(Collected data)
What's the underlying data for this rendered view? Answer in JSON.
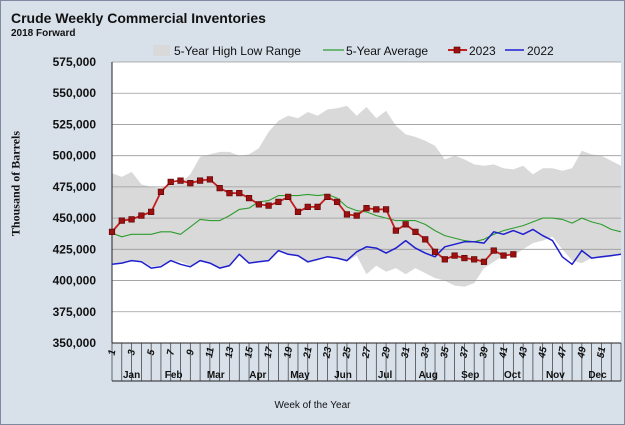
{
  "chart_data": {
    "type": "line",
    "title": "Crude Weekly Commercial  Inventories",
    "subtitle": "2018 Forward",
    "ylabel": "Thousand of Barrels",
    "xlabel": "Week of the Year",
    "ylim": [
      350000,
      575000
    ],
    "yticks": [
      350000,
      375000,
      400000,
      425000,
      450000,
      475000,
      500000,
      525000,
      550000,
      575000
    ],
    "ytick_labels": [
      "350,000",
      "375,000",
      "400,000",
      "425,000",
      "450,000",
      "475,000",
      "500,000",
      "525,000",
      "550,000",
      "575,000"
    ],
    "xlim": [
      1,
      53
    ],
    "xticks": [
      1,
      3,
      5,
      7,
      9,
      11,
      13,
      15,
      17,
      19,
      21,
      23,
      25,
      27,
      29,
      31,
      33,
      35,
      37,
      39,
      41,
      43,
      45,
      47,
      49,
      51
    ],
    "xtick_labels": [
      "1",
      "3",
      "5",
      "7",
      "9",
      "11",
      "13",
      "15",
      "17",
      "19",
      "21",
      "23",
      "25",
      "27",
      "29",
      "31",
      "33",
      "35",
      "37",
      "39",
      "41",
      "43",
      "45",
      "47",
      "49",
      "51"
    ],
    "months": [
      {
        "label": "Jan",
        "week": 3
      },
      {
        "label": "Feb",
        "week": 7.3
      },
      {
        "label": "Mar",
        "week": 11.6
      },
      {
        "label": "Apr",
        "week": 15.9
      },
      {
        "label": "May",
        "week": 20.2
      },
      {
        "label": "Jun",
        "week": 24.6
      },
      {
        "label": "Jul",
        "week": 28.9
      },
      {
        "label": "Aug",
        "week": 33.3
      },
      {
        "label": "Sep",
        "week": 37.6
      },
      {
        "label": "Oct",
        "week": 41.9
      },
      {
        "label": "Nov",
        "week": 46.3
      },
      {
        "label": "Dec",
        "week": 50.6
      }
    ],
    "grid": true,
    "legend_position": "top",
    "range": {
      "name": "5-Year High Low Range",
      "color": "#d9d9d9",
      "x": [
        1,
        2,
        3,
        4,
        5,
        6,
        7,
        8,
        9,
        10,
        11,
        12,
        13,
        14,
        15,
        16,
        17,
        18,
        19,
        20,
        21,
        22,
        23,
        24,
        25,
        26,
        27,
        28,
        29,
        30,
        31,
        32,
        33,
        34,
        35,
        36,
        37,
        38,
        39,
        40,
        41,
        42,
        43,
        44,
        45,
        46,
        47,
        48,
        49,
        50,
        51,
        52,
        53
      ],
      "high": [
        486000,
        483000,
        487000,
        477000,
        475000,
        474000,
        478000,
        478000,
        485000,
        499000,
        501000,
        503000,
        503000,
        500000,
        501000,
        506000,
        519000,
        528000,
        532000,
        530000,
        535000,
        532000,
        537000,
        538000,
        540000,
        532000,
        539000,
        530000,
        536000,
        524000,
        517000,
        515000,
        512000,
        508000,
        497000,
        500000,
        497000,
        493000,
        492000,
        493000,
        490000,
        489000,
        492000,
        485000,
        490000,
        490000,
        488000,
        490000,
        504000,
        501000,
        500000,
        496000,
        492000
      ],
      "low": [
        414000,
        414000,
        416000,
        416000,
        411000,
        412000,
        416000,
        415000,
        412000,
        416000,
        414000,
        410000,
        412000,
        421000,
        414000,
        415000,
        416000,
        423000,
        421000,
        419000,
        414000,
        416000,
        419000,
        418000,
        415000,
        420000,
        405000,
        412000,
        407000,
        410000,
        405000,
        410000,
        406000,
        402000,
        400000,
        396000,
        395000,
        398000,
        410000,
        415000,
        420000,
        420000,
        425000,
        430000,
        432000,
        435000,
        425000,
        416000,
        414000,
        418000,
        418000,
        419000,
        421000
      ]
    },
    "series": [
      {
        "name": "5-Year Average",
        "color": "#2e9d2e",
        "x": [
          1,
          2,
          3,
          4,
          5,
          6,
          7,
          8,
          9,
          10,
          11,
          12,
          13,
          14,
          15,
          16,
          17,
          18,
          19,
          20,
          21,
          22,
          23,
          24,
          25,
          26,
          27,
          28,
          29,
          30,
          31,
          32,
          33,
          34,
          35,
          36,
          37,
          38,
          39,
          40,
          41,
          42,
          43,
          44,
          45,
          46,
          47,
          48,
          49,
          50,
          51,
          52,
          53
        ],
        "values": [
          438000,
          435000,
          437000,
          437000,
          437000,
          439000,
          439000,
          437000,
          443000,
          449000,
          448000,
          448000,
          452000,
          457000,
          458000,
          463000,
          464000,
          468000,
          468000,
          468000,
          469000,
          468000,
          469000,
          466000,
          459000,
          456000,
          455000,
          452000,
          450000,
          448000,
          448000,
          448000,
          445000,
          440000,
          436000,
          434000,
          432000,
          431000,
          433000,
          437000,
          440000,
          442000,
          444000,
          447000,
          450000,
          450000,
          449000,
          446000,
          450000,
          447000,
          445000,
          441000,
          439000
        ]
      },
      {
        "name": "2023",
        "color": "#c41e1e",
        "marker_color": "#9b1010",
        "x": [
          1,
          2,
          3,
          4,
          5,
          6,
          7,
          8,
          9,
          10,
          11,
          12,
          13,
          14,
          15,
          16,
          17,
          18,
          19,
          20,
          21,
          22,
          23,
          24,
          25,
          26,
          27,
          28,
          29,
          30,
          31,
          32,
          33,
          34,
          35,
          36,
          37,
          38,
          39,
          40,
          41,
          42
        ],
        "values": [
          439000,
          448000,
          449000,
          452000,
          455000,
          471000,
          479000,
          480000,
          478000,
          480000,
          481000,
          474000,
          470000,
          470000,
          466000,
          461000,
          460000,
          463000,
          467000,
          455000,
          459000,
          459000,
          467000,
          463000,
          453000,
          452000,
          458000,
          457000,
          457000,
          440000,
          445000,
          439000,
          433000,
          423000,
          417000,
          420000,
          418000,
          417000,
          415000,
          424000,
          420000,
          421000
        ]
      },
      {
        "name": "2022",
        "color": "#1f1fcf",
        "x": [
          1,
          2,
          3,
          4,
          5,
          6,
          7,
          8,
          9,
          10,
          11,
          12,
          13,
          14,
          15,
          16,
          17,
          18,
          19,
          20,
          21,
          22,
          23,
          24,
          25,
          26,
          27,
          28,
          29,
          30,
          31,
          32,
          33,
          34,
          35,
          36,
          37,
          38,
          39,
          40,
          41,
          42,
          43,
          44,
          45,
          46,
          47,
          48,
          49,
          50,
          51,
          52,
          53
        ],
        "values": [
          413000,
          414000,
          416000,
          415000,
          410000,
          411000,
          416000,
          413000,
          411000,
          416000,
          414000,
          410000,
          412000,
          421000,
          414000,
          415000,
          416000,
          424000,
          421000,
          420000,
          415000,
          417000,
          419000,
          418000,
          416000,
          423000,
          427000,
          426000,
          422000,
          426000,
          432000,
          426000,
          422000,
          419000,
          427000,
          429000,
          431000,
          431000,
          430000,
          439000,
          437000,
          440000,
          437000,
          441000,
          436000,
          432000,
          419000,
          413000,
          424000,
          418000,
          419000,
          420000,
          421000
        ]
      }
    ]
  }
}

#### Set problem
Except for the pictures, copy every line of the records above exactly.

#### Full solution
What's the underlying data for this rendered view? Answer in JSON.
{
  "chart_data": {
    "type": "line",
    "title": "Crude Weekly Commercial  Inventories",
    "subtitle": "2018 Forward",
    "ylabel": "Thousand of Barrels",
    "xlabel": "Week of the Year",
    "ylim": [
      350000,
      575000
    ],
    "yticks": [
      350000,
      375000,
      400000,
      425000,
      450000,
      475000,
      500000,
      525000,
      550000,
      575000
    ],
    "ytick_labels": [
      "350,000",
      "375,000",
      "400,000",
      "425,000",
      "450,000",
      "475,000",
      "500,000",
      "525,000",
      "550,000",
      "575,000"
    ],
    "xlim": [
      1,
      53
    ],
    "xticks": [
      1,
      3,
      5,
      7,
      9,
      11,
      13,
      15,
      17,
      19,
      21,
      23,
      25,
      27,
      29,
      31,
      33,
      35,
      37,
      39,
      41,
      43,
      45,
      47,
      49,
      51
    ],
    "xtick_labels": [
      "1",
      "3",
      "5",
      "7",
      "9",
      "11",
      "13",
      "15",
      "17",
      "19",
      "21",
      "23",
      "25",
      "27",
      "29",
      "31",
      "33",
      "35",
      "37",
      "39",
      "41",
      "43",
      "45",
      "47",
      "49",
      "51"
    ],
    "months": [
      {
        "label": "Jan",
        "week": 3
      },
      {
        "label": "Feb",
        "week": 7.3
      },
      {
        "label": "Mar",
        "week": 11.6
      },
      {
        "label": "Apr",
        "week": 15.9
      },
      {
        "label": "May",
        "week": 20.2
      },
      {
        "label": "Jun",
        "week": 24.6
      },
      {
        "label": "Jul",
        "week": 28.9
      },
      {
        "label": "Aug",
        "week": 33.3
      },
      {
        "label": "Sep",
        "week": 37.6
      },
      {
        "label": "Oct",
        "week": 41.9
      },
      {
        "label": "Nov",
        "week": 46.3
      },
      {
        "label": "Dec",
        "week": 50.6
      }
    ],
    "grid": true,
    "legend_position": "top",
    "range": {
      "name": "5-Year High Low Range",
      "color": "#d9d9d9",
      "x": [
        1,
        2,
        3,
        4,
        5,
        6,
        7,
        8,
        9,
        10,
        11,
        12,
        13,
        14,
        15,
        16,
        17,
        18,
        19,
        20,
        21,
        22,
        23,
        24,
        25,
        26,
        27,
        28,
        29,
        30,
        31,
        32,
        33,
        34,
        35,
        36,
        37,
        38,
        39,
        40,
        41,
        42,
        43,
        44,
        45,
        46,
        47,
        48,
        49,
        50,
        51,
        52,
        53
      ],
      "high": [
        486000,
        483000,
        487000,
        477000,
        475000,
        474000,
        478000,
        478000,
        485000,
        499000,
        501000,
        503000,
        503000,
        500000,
        501000,
        506000,
        519000,
        528000,
        532000,
        530000,
        535000,
        532000,
        537000,
        538000,
        540000,
        532000,
        539000,
        530000,
        536000,
        524000,
        517000,
        515000,
        512000,
        508000,
        497000,
        500000,
        497000,
        493000,
        492000,
        493000,
        490000,
        489000,
        492000,
        485000,
        490000,
        490000,
        488000,
        490000,
        504000,
        501000,
        500000,
        496000,
        492000
      ],
      "low": [
        414000,
        414000,
        416000,
        416000,
        411000,
        412000,
        416000,
        415000,
        412000,
        416000,
        414000,
        410000,
        412000,
        421000,
        414000,
        415000,
        416000,
        423000,
        421000,
        419000,
        414000,
        416000,
        419000,
        418000,
        415000,
        420000,
        405000,
        412000,
        407000,
        410000,
        405000,
        410000,
        406000,
        402000,
        400000,
        396000,
        395000,
        398000,
        410000,
        415000,
        420000,
        420000,
        425000,
        430000,
        432000,
        435000,
        425000,
        416000,
        414000,
        418000,
        418000,
        419000,
        421000
      ]
    },
    "series": [
      {
        "name": "5-Year Average",
        "color": "#2e9d2e",
        "x": [
          1,
          2,
          3,
          4,
          5,
          6,
          7,
          8,
          9,
          10,
          11,
          12,
          13,
          14,
          15,
          16,
          17,
          18,
          19,
          20,
          21,
          22,
          23,
          24,
          25,
          26,
          27,
          28,
          29,
          30,
          31,
          32,
          33,
          34,
          35,
          36,
          37,
          38,
          39,
          40,
          41,
          42,
          43,
          44,
          45,
          46,
          47,
          48,
          49,
          50,
          51,
          52,
          53
        ],
        "values": [
          438000,
          435000,
          437000,
          437000,
          437000,
          439000,
          439000,
          437000,
          443000,
          449000,
          448000,
          448000,
          452000,
          457000,
          458000,
          463000,
          464000,
          468000,
          468000,
          468000,
          469000,
          468000,
          469000,
          466000,
          459000,
          456000,
          455000,
          452000,
          450000,
          448000,
          448000,
          448000,
          445000,
          440000,
          436000,
          434000,
          432000,
          431000,
          433000,
          437000,
          440000,
          442000,
          444000,
          447000,
          450000,
          450000,
          449000,
          446000,
          450000,
          447000,
          445000,
          441000,
          439000
        ]
      },
      {
        "name": "2023",
        "color": "#c41e1e",
        "marker_color": "#9b1010",
        "x": [
          1,
          2,
          3,
          4,
          5,
          6,
          7,
          8,
          9,
          10,
          11,
          12,
          13,
          14,
          15,
          16,
          17,
          18,
          19,
          20,
          21,
          22,
          23,
          24,
          25,
          26,
          27,
          28,
          29,
          30,
          31,
          32,
          33,
          34,
          35,
          36,
          37,
          38,
          39,
          40,
          41,
          42
        ],
        "values": [
          439000,
          448000,
          449000,
          452000,
          455000,
          471000,
          479000,
          480000,
          478000,
          480000,
          481000,
          474000,
          470000,
          470000,
          466000,
          461000,
          460000,
          463000,
          467000,
          455000,
          459000,
          459000,
          467000,
          463000,
          453000,
          452000,
          458000,
          457000,
          457000,
          440000,
          445000,
          439000,
          433000,
          423000,
          417000,
          420000,
          418000,
          417000,
          415000,
          424000,
          420000,
          421000
        ]
      },
      {
        "name": "2022",
        "color": "#1f1fcf",
        "x": [
          1,
          2,
          3,
          4,
          5,
          6,
          7,
          8,
          9,
          10,
          11,
          12,
          13,
          14,
          15,
          16,
          17,
          18,
          19,
          20,
          21,
          22,
          23,
          24,
          25,
          26,
          27,
          28,
          29,
          30,
          31,
          32,
          33,
          34,
          35,
          36,
          37,
          38,
          39,
          40,
          41,
          42,
          43,
          44,
          45,
          46,
          47,
          48,
          49,
          50,
          51,
          52,
          53
        ],
        "values": [
          413000,
          414000,
          416000,
          415000,
          410000,
          411000,
          416000,
          413000,
          411000,
          416000,
          414000,
          410000,
          412000,
          421000,
          414000,
          415000,
          416000,
          424000,
          421000,
          420000,
          415000,
          417000,
          419000,
          418000,
          416000,
          423000,
          427000,
          426000,
          422000,
          426000,
          432000,
          426000,
          422000,
          419000,
          427000,
          429000,
          431000,
          431000,
          430000,
          439000,
          437000,
          440000,
          437000,
          441000,
          436000,
          432000,
          419000,
          413000,
          424000,
          418000,
          419000,
          420000,
          421000
        ]
      }
    ]
  }
}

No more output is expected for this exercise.